» THE EXERCISE
Could you copy all of the data below line for line, leaving out the pictures?

Data excerpted from a collection
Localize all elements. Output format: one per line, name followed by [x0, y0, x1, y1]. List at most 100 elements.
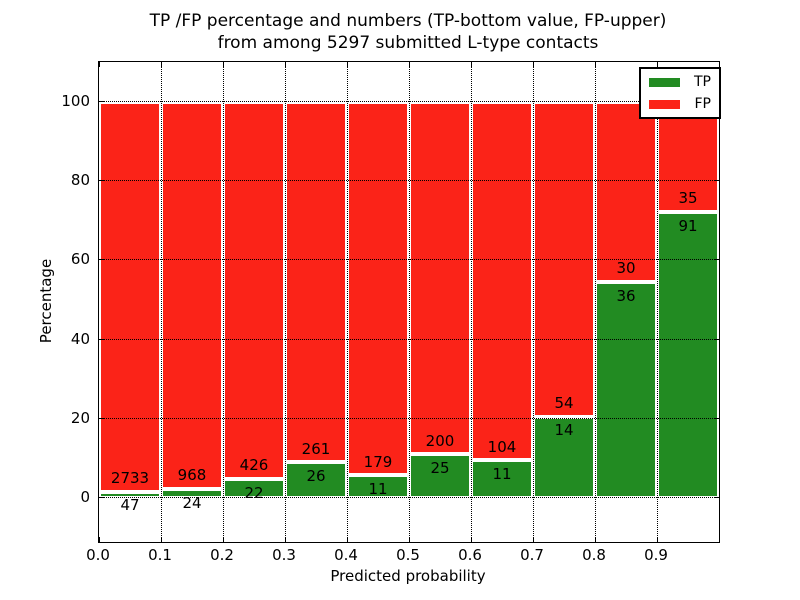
fp-count-label-1: 968 — [177, 466, 207, 485]
tp-legend-swatch-icon — [649, 77, 680, 87]
fp-count-label-0: 2733 — [110, 468, 150, 487]
fp-count-label-4: 179 — [363, 452, 393, 471]
fp-count-label-5: 200 — [425, 431, 455, 450]
y-tick-label-0: 0 — [80, 488, 90, 507]
x-tick-label-0.7: 0.7 — [520, 546, 544, 564]
x-tickmark-top-4 — [347, 62, 348, 67]
y-tickmark-right-60 — [714, 259, 719, 261]
legend-item-tp: TP — [649, 75, 711, 89]
legend-label-tp: TP — [694, 74, 711, 90]
x-tick-label-0.2: 0.2 — [210, 546, 234, 564]
x-tickmark-bottom-5 — [409, 537, 410, 542]
tp-count-label-5: 25 — [430, 459, 450, 478]
gridline-x-2 — [223, 62, 224, 542]
y-tickmark-right-80 — [714, 180, 719, 182]
y-tickmark-right-20 — [714, 418, 719, 420]
tp-count-label-7: 14 — [554, 421, 574, 440]
fp-count-label-2: 426 — [239, 456, 269, 475]
x-tickmark-bottom-0 — [99, 537, 100, 542]
y-tick-label-60: 60 — [70, 250, 90, 269]
gridline-x-3 — [285, 62, 286, 542]
tp-count-label-8: 36 — [616, 286, 636, 305]
x-tick-label-0.6: 0.6 — [458, 546, 482, 564]
x-tickmark-top-8 — [595, 62, 596, 67]
bar-segment-fp-8 — [595, 101, 657, 282]
tp-count-label-3: 26 — [306, 467, 326, 486]
fp-legend-swatch-icon — [649, 99, 680, 109]
tp-count-label-2: 22 — [244, 483, 264, 502]
y-tick-label-80: 80 — [70, 171, 90, 189]
x-tickmark-top-2 — [223, 62, 224, 67]
bar-segment-tp-5 — [409, 454, 471, 499]
y-tickmark-right-40 — [714, 338, 719, 340]
tp-count-label-6: 11 — [492, 465, 512, 484]
tp-count-label-9: 91 — [678, 216, 698, 235]
x-tick-label-0.4: 0.4 — [334, 546, 358, 564]
x-tickmark-bottom-2 — [223, 537, 224, 542]
bar-segment-fp-0 — [99, 101, 161, 492]
bar-segment-tp-6 — [471, 460, 533, 499]
y-tickmark-left-40 — [99, 338, 104, 340]
gridline-x-9 — [657, 62, 658, 542]
tp-count-label-4: 11 — [368, 480, 388, 499]
x-tickmark-bottom-6 — [471, 537, 472, 542]
bar-segment-fp-1 — [161, 101, 223, 489]
y-tick-label-40: 40 — [70, 329, 90, 348]
x-tick-label-0.3: 0.3 — [272, 546, 296, 564]
bar-segment-fp-5 — [409, 101, 471, 455]
x-tickmark-bottom-9 — [657, 537, 658, 542]
gridline-x-8 — [595, 62, 596, 542]
gridline-x-6 — [471, 62, 472, 542]
x-tickmark-bottom-1 — [161, 537, 162, 542]
annotations-layer: 2733 47 968 24 426 22 261 26 179 11 200 25 104 11 54 14… — [99, 62, 719, 542]
legend: TP FP — [639, 67, 721, 119]
x-tickmark-bottom-10 — [719, 537, 720, 542]
x-tick-label-0.1: 0.1 — [148, 546, 172, 564]
x-tickmark-top-6 — [471, 62, 472, 67]
y-tickmark-left-0 — [99, 497, 104, 499]
legend-label-fp: FP — [694, 96, 712, 112]
y-tickmark-left-80 — [99, 180, 104, 182]
bar-segment-tp-7 — [533, 416, 595, 499]
tp-count-label-0: 47 — [120, 496, 140, 515]
x-tickmark-top-3 — [285, 62, 286, 67]
bar-segment-fp-3 — [285, 101, 347, 463]
y-tick-label-100: 100 — [61, 91, 90, 110]
x-tick-label-0.9: 0.9 — [644, 546, 668, 564]
x-tickmark-top-5 — [409, 62, 410, 67]
x-tick-label-0.5: 0.5 — [396, 546, 420, 564]
x-tick-label-0.8: 0.8 — [582, 546, 606, 564]
x-axis-label: Predicted probability — [330, 567, 486, 585]
y-tick-label-20: 20 — [70, 409, 90, 428]
bar-segment-fp-6 — [471, 101, 533, 461]
chart-title-line1: TP /FP percentage and numbers (TP-bottom… — [149, 11, 667, 31]
tp-count-label-1: 24 — [182, 493, 202, 512]
x-tickmark-top-1 — [161, 62, 162, 67]
fp-count-label-9: 35 — [678, 189, 698, 208]
x-tickmark-top-9 — [657, 62, 658, 67]
x-tickmark-bottom-8 — [595, 537, 596, 542]
plot-area: 2733 47 968 24 426 22 261 26 179 11 200 25 104 11 54 14… — [98, 61, 721, 543]
chart-title-line2: from among 5297 submitted L-type contact… — [217, 33, 599, 53]
y-tickmark-right-0 — [714, 497, 719, 499]
bar-segment-fp-7 — [533, 101, 595, 417]
x-tickmark-top-0 — [99, 62, 100, 67]
x-tick-label-0.0: 0.0 — [86, 546, 110, 564]
grid-layer — [99, 62, 719, 542]
bar-segment-fp-2 — [223, 101, 285, 479]
fp-count-label-8: 30 — [616, 259, 636, 278]
x-tickmark-bottom-7 — [533, 537, 534, 542]
fp-count-label-7: 54 — [554, 393, 574, 412]
y-tickmark-left-100 — [99, 100, 104, 102]
y-tickmark-left-20 — [99, 418, 104, 420]
gridline-x-1 — [161, 62, 162, 542]
x-tickmark-top-7 — [533, 62, 534, 67]
legend-item-fp: FP — [649, 97, 711, 111]
x-tickmark-bottom-4 — [347, 537, 348, 542]
gridline-x-7 — [533, 62, 534, 542]
gridline-x-4 — [347, 62, 348, 542]
bar-segment-fp-4 — [347, 101, 409, 476]
fp-count-label-6: 104 — [487, 437, 517, 456]
bar-segment-tp-8 — [595, 282, 657, 499]
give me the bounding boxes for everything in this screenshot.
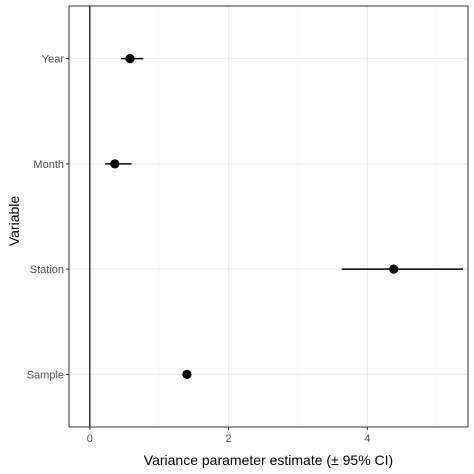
x-tick-label: 2: [226, 433, 232, 445]
estimate-points: [110, 54, 399, 379]
x-tick-label: 4: [364, 433, 370, 445]
estimate-point-station: [389, 264, 399, 274]
estimate-point-year: [125, 54, 135, 64]
y-axis: Year Month Station Sample: [27, 54, 69, 381]
x-axis: 0 2 4: [87, 427, 370, 445]
grid-layer: [69, 6, 468, 427]
x-tick-label: 0: [87, 433, 93, 445]
y-tick-label-sample: Sample: [27, 369, 64, 381]
y-tick-label-year: Year: [42, 54, 65, 66]
y-axis-title: Variable: [6, 196, 22, 247]
estimate-point-month: [110, 159, 120, 169]
estimate-point-sample: [182, 369, 192, 379]
x-axis-title: Variance parameter estimate (± 95% CI): [144, 452, 393, 468]
panel-border: [68, 5, 469, 428]
y-tick-label-month: Month: [33, 159, 64, 171]
y-tick-label-station: Station: [30, 264, 64, 276]
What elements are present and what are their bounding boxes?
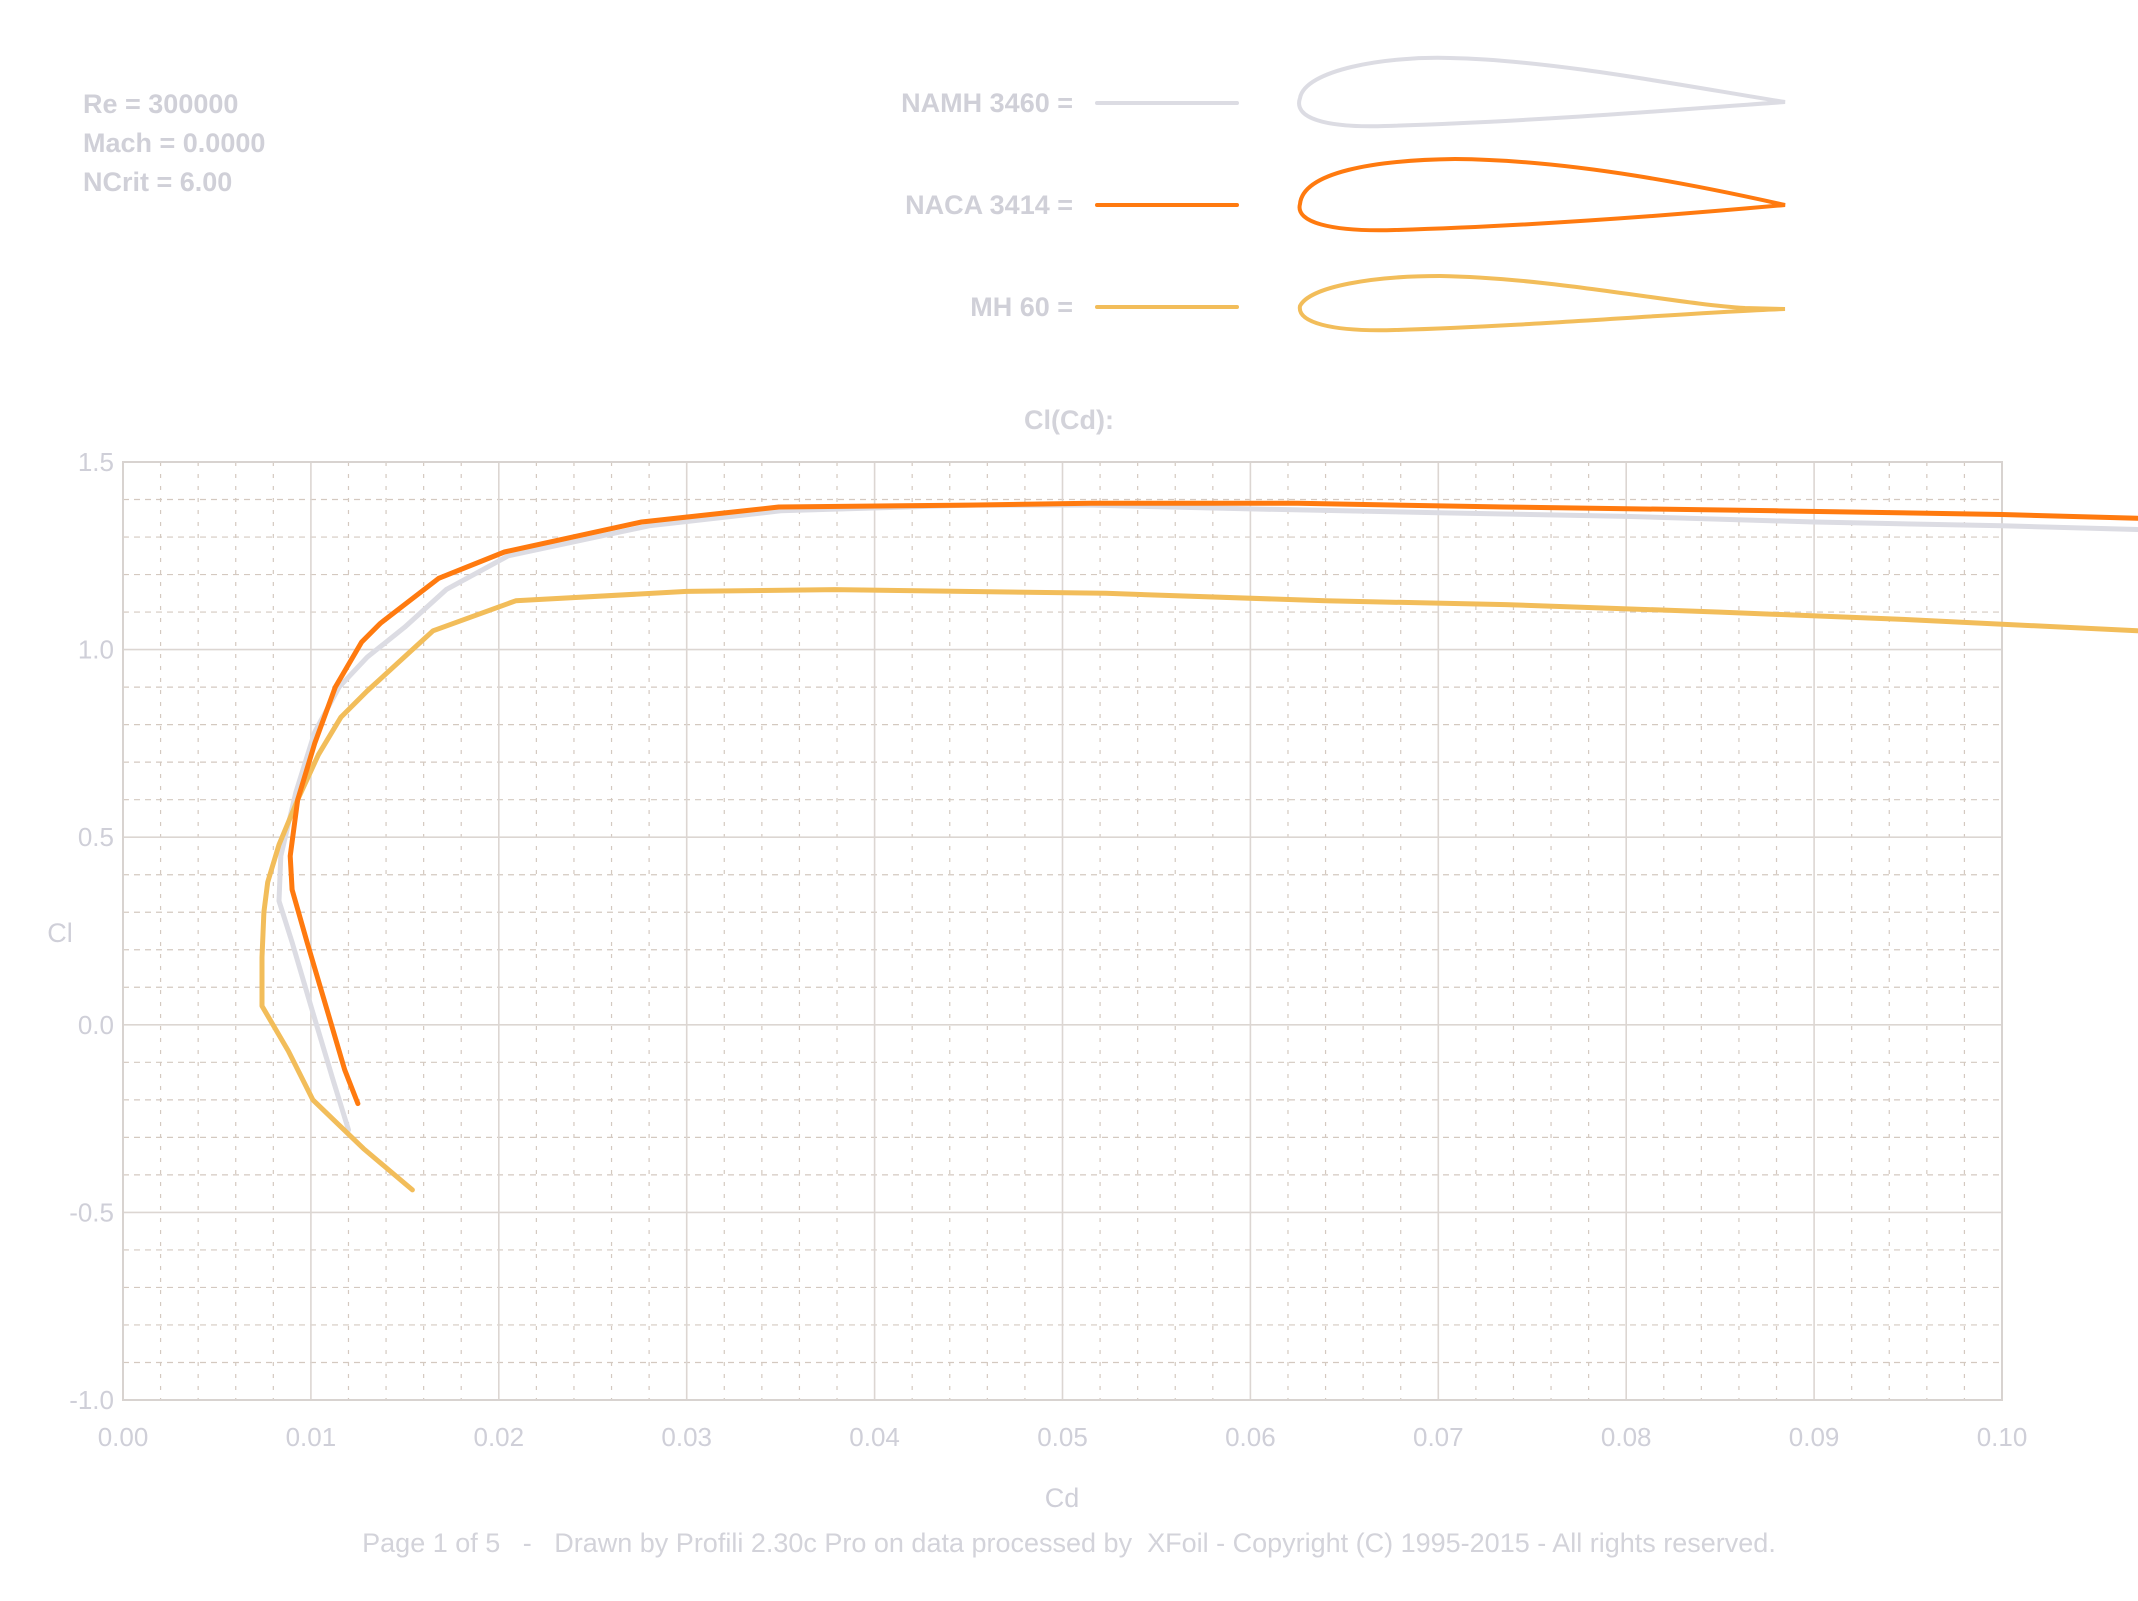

» ANSWER TO THE TASK
Localize all elements. Output format: one per line, name followed by [x0, y0, x1, y1]. List at most 100 elements.
fp-count-label-1: 968 — [177, 466, 207, 485]
tp-legend-swatch-icon — [649, 77, 680, 87]
fp-count-label-0: 2733 — [110, 468, 150, 487]
fp-count-label-4: 179 — [363, 452, 393, 471]
fp-count-label-5: 200 — [425, 431, 455, 450]
y-tick-label-0: 0 — [80, 488, 90, 507]
x-tick-label-0.7: 0.7 — [520, 546, 544, 564]
x-tickmark-top-4 — [347, 62, 348, 67]
y-tickmark-right-60 — [714, 259, 719, 261]
legend-item-tp: TP — [649, 75, 711, 89]
legend-label-tp: TP — [694, 74, 711, 90]
x-tick-label-0.2: 0.2 — [210, 546, 234, 564]
x-tickmark-bottom-5 — [409, 537, 410, 542]
tp-count-label-5: 25 — [430, 459, 450, 478]
gridline-x-2 — [223, 62, 224, 542]
y-tickmark-right-80 — [714, 180, 719, 182]
y-tickmark-right-20 — [714, 418, 719, 420]
tp-count-label-7: 14 — [554, 421, 574, 440]
fp-count-label-2: 426 — [239, 456, 269, 475]
x-tickmark-bottom-0 — [99, 537, 100, 542]
y-tick-label-60: 60 — [70, 250, 90, 269]
gridline-x-3 — [285, 62, 286, 542]
tp-count-label-8: 36 — [616, 286, 636, 305]
x-tick-label-0.6: 0.6 — [458, 546, 482, 564]
x-tickmark-top-8 — [595, 62, 596, 67]
bar-segment-fp-8 — [595, 101, 657, 282]
tp-count-label-3: 26 — [306, 467, 326, 486]
fp-legend-swatch-icon — [649, 99, 680, 109]
tp-count-label-2: 22 — [244, 483, 264, 502]
y-tick-label-80: 80 — [70, 171, 90, 189]
x-tickmark-top-2 — [223, 62, 224, 67]
bar-segment-tp-5 — [409, 454, 471, 499]
y-tickmark-right-40 — [714, 338, 719, 340]
tp-count-label-6: 11 — [492, 465, 512, 484]
tp-count-label-9: 91 — [678, 216, 698, 235]
x-tick-label-0.4: 0.4 — [334, 546, 358, 564]
x-tickmark-bottom-2 — [223, 537, 224, 542]
bar-segment-fp-0 — [99, 101, 161, 492]
bar-segment-tp-6 — [471, 460, 533, 499]
y-tickmark-left-40 — [99, 338, 104, 340]
gridline-x-9 — [657, 62, 658, 542]
tp-count-label-4: 11 — [368, 480, 388, 499]
x-tickmark-bottom-6 — [471, 537, 472, 542]
bar-segment-fp-1 — [161, 101, 223, 489]
y-tick-label-40: 40 — [70, 329, 90, 348]
x-tick-label-0.3: 0.3 — [272, 546, 296, 564]
bar-segment-fp-5 — [409, 101, 471, 455]
x-tickmark-bottom-9 — [657, 537, 658, 542]
gridline-x-8 — [595, 62, 596, 542]
gridline-x-6 — [471, 62, 472, 542]
x-tickmark-bottom-1 — [161, 537, 162, 542]
annotations-layer: 2733 47 968 24 426 22 261 26 179 11 200 25 104 11 54 14… — [99, 62, 719, 542]
legend: TP FP — [639, 67, 721, 119]
x-tickmark-bottom-10 — [719, 537, 720, 542]
x-tick-label-0.1: 0.1 — [148, 546, 172, 564]
x-tickmark-top-6 — [471, 62, 472, 67]
y-tickmark-left-0 — [99, 497, 104, 499]
legend-label-fp: FP — [694, 96, 712, 112]
y-tickmark-left-80 — [99, 180, 104, 182]
bar-segment-tp-7 — [533, 416, 595, 499]
tp-count-label-0: 47 — [120, 496, 140, 515]
x-tickmark-top-3 — [285, 62, 286, 67]
bar-segment-fp-3 — [285, 101, 347, 463]
y-tick-label-100: 100 — [61, 91, 90, 110]
x-tick-label-0.9: 0.9 — [644, 546, 668, 564]
x-tickmark-top-5 — [409, 62, 410, 67]
x-tick-label-0.5: 0.5 — [396, 546, 420, 564]
x-tick-label-0.8: 0.8 — [582, 546, 606, 564]
x-axis-label: Predicted probability — [330, 567, 486, 585]
y-tick-label-20: 20 — [70, 409, 90, 428]
bar-segment-fp-6 — [471, 101, 533, 461]
chart-title-line1: TP /FP percentage and numbers (TP-bottom… — [149, 11, 667, 31]
tp-count-label-1: 24 — [182, 493, 202, 512]
x-tickmark-top-1 — [161, 62, 162, 67]
fp-count-label-9: 35 — [678, 189, 698, 208]
x-tickmark-top-9 — [657, 62, 658, 67]
x-tickmark-bottom-8 — [595, 537, 596, 542]
plot-area: 2733 47 968 24 426 22 261 26 179 11 200 25 104 11 54 14… — [98, 61, 721, 543]
chart-title-line2: from among 5297 submitted L-type contact… — [217, 33, 599, 53]
y-tickmark-right-0 — [714, 497, 719, 499]
bar-segment-fp-7 — [533, 101, 595, 417]
x-tickmark-top-0 — [99, 62, 100, 67]
x-tick-label-0.0: 0.0 — [86, 546, 110, 564]
grid-layer — [99, 62, 719, 542]
bar-segment-fp-2 — [223, 101, 285, 479]
fp-count-label-8: 30 — [616, 259, 636, 278]
x-tickmark-bottom-7 — [533, 537, 534, 542]
fp-count-label-7: 54 — [554, 393, 574, 412]
y-tickmark-left-100 — [99, 100, 104, 102]
y-tickmark-left-20 — [99, 418, 104, 420]
gridline-x-1 — [161, 62, 162, 542]
x-tickmark-top-7 — [533, 62, 534, 67]
legend-item-fp: FP — [649, 97, 711, 111]
x-tickmark-bottom-4 — [347, 537, 348, 542]
gridline-x-7 — [533, 62, 534, 542]
gridline-x-4 — [347, 62, 348, 542]
bar-segment-fp-4 — [347, 101, 409, 476]
fp-count-label-6: 104 — [487, 437, 517, 456]
bar-segment-tp-8 — [595, 282, 657, 499]
give me the bounding boxes for everything in this screenshot.
x-tick-label: 2: [226, 433, 232, 445]
estimate-points: [110, 54, 399, 379]
x-tick-label: 4: [364, 433, 370, 445]
estimate-point-station: [389, 264, 399, 274]
estimate-point-year: [125, 54, 135, 64]
y-axis: Year Month Station Sample: [27, 54, 69, 381]
x-axis: 0 2 4: [87, 427, 370, 445]
grid-layer: [69, 6, 468, 427]
x-tick-label: 0: [87, 433, 93, 445]
y-tick-label-sample: Sample: [27, 369, 64, 381]
y-tick-label-year: Year: [42, 54, 65, 66]
y-axis-title: Variable: [6, 196, 22, 247]
estimate-point-month: [110, 159, 120, 169]
estimate-point-sample: [182, 369, 192, 379]
x-axis-title: Variance parameter estimate (± 95% CI): [144, 452, 393, 468]
panel-border: [68, 5, 469, 428]
y-tick-label-month: Month: [33, 159, 64, 171]
y-tick-label-station: Station: [30, 264, 64, 276]
What elements are present and what are their bounding boxes?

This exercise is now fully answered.